Each entry in the listing below should be restated word for word.
## START STORED DATA
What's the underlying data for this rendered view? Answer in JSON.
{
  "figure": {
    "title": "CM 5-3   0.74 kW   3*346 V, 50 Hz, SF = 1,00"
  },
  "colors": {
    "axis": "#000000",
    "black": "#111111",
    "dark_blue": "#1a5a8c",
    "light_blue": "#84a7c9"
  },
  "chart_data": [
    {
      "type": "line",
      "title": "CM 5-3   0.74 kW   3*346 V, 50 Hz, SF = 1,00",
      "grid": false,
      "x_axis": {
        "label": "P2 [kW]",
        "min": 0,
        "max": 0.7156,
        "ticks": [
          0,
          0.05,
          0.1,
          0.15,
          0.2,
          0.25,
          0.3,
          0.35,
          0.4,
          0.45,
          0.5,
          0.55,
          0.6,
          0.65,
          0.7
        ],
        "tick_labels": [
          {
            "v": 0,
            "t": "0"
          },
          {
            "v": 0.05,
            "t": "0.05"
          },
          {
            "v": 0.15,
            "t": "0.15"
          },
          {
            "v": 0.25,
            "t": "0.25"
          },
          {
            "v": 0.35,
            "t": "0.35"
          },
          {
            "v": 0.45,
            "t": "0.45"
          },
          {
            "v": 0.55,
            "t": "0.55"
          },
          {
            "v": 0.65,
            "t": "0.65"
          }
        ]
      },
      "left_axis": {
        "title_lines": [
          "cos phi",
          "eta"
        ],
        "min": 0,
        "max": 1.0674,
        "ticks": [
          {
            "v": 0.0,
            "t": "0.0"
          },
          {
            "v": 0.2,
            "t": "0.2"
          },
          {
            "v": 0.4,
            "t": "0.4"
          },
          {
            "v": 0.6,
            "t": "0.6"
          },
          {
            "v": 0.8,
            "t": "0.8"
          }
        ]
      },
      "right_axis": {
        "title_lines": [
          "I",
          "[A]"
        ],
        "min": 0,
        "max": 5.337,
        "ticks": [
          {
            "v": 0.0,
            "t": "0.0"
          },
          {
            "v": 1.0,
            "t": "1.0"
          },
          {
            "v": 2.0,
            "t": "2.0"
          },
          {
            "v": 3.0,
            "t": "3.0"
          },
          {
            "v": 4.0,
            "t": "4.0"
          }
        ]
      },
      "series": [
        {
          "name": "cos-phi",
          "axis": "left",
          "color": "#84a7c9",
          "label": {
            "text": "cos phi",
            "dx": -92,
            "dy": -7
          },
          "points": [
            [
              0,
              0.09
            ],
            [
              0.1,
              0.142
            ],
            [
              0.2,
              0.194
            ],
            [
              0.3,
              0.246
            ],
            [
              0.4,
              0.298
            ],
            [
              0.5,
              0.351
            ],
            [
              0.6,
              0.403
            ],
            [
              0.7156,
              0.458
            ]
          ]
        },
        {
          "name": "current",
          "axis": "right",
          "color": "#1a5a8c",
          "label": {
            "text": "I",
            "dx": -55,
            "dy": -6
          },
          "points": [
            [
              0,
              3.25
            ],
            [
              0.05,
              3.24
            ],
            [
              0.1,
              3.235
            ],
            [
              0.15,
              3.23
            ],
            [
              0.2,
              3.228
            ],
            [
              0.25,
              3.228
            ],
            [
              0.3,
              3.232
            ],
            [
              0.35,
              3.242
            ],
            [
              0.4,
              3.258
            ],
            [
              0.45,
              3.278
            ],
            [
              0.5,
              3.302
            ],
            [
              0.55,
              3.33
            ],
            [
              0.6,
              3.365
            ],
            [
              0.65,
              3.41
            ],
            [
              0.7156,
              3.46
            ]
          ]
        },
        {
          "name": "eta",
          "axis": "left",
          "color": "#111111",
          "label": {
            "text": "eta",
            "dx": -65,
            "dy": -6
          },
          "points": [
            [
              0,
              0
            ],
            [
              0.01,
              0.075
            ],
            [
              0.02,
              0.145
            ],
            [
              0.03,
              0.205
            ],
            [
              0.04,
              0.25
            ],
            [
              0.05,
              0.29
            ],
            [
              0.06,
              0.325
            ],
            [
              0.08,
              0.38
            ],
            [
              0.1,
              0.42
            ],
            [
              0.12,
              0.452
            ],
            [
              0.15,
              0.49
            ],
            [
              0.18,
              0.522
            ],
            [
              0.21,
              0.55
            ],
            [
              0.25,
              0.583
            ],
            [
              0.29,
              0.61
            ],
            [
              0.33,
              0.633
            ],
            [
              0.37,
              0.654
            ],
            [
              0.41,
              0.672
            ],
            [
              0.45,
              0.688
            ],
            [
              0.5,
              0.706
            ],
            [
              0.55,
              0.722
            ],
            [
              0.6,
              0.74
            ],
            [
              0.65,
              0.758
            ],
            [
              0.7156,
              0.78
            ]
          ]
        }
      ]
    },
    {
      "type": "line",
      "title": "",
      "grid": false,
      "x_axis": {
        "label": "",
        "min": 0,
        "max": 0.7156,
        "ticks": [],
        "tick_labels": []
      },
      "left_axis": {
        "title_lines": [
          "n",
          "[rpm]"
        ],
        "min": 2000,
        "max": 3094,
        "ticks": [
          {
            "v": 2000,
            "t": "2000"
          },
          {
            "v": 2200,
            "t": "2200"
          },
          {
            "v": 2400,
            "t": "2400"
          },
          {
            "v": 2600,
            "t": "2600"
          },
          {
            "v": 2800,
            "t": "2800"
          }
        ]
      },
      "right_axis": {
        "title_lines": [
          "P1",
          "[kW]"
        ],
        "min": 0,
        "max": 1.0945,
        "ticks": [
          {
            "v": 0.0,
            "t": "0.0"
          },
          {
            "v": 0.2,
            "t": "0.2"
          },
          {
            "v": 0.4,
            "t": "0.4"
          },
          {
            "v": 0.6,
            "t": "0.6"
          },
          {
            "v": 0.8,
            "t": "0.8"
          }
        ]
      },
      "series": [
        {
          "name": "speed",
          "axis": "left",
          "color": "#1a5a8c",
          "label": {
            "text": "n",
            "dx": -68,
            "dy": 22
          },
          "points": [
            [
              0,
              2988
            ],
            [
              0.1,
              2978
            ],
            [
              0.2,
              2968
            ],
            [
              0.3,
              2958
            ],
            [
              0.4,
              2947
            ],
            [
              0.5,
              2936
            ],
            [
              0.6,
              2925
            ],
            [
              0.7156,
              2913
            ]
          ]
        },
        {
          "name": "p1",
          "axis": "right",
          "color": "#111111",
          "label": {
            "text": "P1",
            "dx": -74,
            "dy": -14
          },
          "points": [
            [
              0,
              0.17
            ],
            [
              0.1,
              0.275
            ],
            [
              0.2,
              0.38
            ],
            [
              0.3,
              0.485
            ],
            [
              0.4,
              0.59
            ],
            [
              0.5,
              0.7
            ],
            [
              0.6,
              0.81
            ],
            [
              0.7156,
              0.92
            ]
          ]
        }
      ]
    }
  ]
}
## END STORED DATA
● PROBLEM SOLUTION
What's the underlying data for this rendered view? Answer in JSON.
{
  "figure": {
    "title": "CM 5-3   0.74 kW   3*346 V, 50 Hz, SF = 1,00"
  },
  "colors": {
    "axis": "#000000",
    "black": "#111111",
    "dark_blue": "#1a5a8c",
    "light_blue": "#84a7c9"
  },
  "chart_data": [
    {
      "type": "line",
      "title": "CM 5-3   0.74 kW   3*346 V, 50 Hz, SF = 1,00",
      "grid": false,
      "x_axis": {
        "label": "P2 [kW]",
        "min": 0,
        "max": 0.7156,
        "ticks": [
          0,
          0.05,
          0.1,
          0.15,
          0.2,
          0.25,
          0.3,
          0.35,
          0.4,
          0.45,
          0.5,
          0.55,
          0.6,
          0.65,
          0.7
        ],
        "tick_labels": [
          {
            "v": 0,
            "t": "0"
          },
          {
            "v": 0.05,
            "t": "0.05"
          },
          {
            "v": 0.15,
            "t": "0.15"
          },
          {
            "v": 0.25,
            "t": "0.25"
          },
          {
            "v": 0.35,
            "t": "0.35"
          },
          {
            "v": 0.45,
            "t": "0.45"
          },
          {
            "v": 0.55,
            "t": "0.55"
          },
          {
            "v": 0.65,
            "t": "0.65"
          }
        ]
      },
      "left_axis": {
        "title_lines": [
          "cos phi",
          "eta"
        ],
        "min": 0,
        "max": 1.0674,
        "ticks": [
          {
            "v": 0.0,
            "t": "0.0"
          },
          {
            "v": 0.2,
            "t": "0.2"
          },
          {
            "v": 0.4,
            "t": "0.4"
          },
          {
            "v": 0.6,
            "t": "0.6"
          },
          {
            "v": 0.8,
            "t": "0.8"
          }
        ]
      },
      "right_axis": {
        "title_lines": [
          "I",
          "[A]"
        ],
        "min": 0,
        "max": 5.337,
        "ticks": [
          {
            "v": 0.0,
            "t": "0.0"
          },
          {
            "v": 1.0,
            "t": "1.0"
          },
          {
            "v": 2.0,
            "t": "2.0"
          },
          {
            "v": 3.0,
            "t": "3.0"
          },
          {
            "v": 4.0,
            "t": "4.0"
          }
        ]
      },
      "series": [
        {
          "name": "cos-phi",
          "axis": "left",
          "color": "#84a7c9",
          "label": {
            "text": "cos phi",
            "dx": -92,
            "dy": -7
          },
          "points": [
            [
              0,
              0.09
            ],
            [
              0.1,
              0.142
            ],
            [
              0.2,
              0.194
            ],
            [
              0.3,
              0.246
            ],
            [
              0.4,
              0.298
            ],
            [
              0.5,
              0.351
            ],
            [
              0.6,
              0.403
            ],
            [
              0.7156,
              0.458
            ]
          ]
        },
        {
          "name": "current",
          "axis": "right",
          "color": "#1a5a8c",
          "label": {
            "text": "I",
            "dx": -55,
            "dy": -6
          },
          "points": [
            [
              0,
              3.25
            ],
            [
              0.05,
              3.24
            ],
            [
              0.1,
              3.235
            ],
            [
              0.15,
              3.23
            ],
            [
              0.2,
              3.228
            ],
            [
              0.25,
              3.228
            ],
            [
              0.3,
              3.232
            ],
            [
              0.35,
              3.242
            ],
            [
              0.4,
              3.258
            ],
            [
              0.45,
              3.278
            ],
            [
              0.5,
              3.302
            ],
            [
              0.55,
              3.33
            ],
            [
              0.6,
              3.365
            ],
            [
              0.65,
              3.41
            ],
            [
              0.7156,
              3.46
            ]
          ]
        },
        {
          "name": "eta",
          "axis": "left",
          "color": "#111111",
          "label": {
            "text": "eta",
            "dx": -65,
            "dy": -6
          },
          "points": [
            [
              0,
              0
            ],
            [
              0.01,
              0.075
            ],
            [
              0.02,
              0.145
            ],
            [
              0.03,
              0.205
            ],
            [
              0.04,
              0.25
            ],
            [
              0.05,
              0.29
            ],
            [
              0.06,
              0.325
            ],
            [
              0.08,
              0.38
            ],
            [
              0.1,
              0.42
            ],
            [
              0.12,
              0.452
            ],
            [
              0.15,
              0.49
            ],
            [
              0.18,
              0.522
            ],
            [
              0.21,
              0.55
            ],
            [
              0.25,
              0.583
            ],
            [
              0.29,
              0.61
            ],
            [
              0.33,
              0.633
            ],
            [
              0.37,
              0.654
            ],
            [
              0.41,
              0.672
            ],
            [
              0.45,
              0.688
            ],
            [
              0.5,
              0.706
            ],
            [
              0.55,
              0.722
            ],
            [
              0.6,
              0.74
            ],
            [
              0.65,
              0.758
            ],
            [
              0.7156,
              0.78
            ]
          ]
        }
      ]
    },
    {
      "type": "line",
      "title": "",
      "grid": false,
      "x_axis": {
        "label": "",
        "min": 0,
        "max": 0.7156,
        "ticks": [],
        "tick_labels": []
      },
      "left_axis": {
        "title_lines": [
          "n",
          "[rpm]"
        ],
        "min": 2000,
        "max": 3094,
        "ticks": [
          {
            "v": 2000,
            "t": "2000"
          },
          {
            "v": 2200,
            "t": "2200"
          },
          {
            "v": 2400,
            "t": "2400"
          },
          {
            "v": 2600,
            "t": "2600"
          },
          {
            "v": 2800,
            "t": "2800"
          }
        ]
      },
      "right_axis": {
        "title_lines": [
          "P1",
          "[kW]"
        ],
        "min": 0,
        "max": 1.0945,
        "ticks": [
          {
            "v": 0.0,
            "t": "0.0"
          },
          {
            "v": 0.2,
            "t": "0.2"
          },
          {
            "v": 0.4,
            "t": "0.4"
          },
          {
            "v": 0.6,
            "t": "0.6"
          },
          {
            "v": 0.8,
            "t": "0.8"
          }
        ]
      },
      "series": [
        {
          "name": "speed",
          "axis": "left",
          "color": "#1a5a8c",
          "label": {
            "text": "n",
            "dx": -68,
            "dy": 22
          },
          "points": [
            [
              0,
              2988
            ],
            [
              0.1,
              2978
            ],
            [
              0.2,
              2968
            ],
            [
              0.3,
              2958
            ],
            [
              0.4,
              2947
            ],
            [
              0.5,
              2936
            ],
            [
              0.6,
              2925
            ],
            [
              0.7156,
              2913
            ]
          ]
        },
        {
          "name": "p1",
          "axis": "right",
          "color": "#111111",
          "label": {
            "text": "P1",
            "dx": -74,
            "dy": -14
          },
          "points": [
            [
              0,
              0.17
            ],
            [
              0.1,
              0.275
            ],
            [
              0.2,
              0.38
            ],
            [
              0.3,
              0.485
            ],
            [
              0.4,
              0.59
            ],
            [
              0.5,
              0.7
            ],
            [
              0.6,
              0.81
            ],
            [
              0.7156,
              0.92
            ]
          ]
        }
      ]
    }
  ]
}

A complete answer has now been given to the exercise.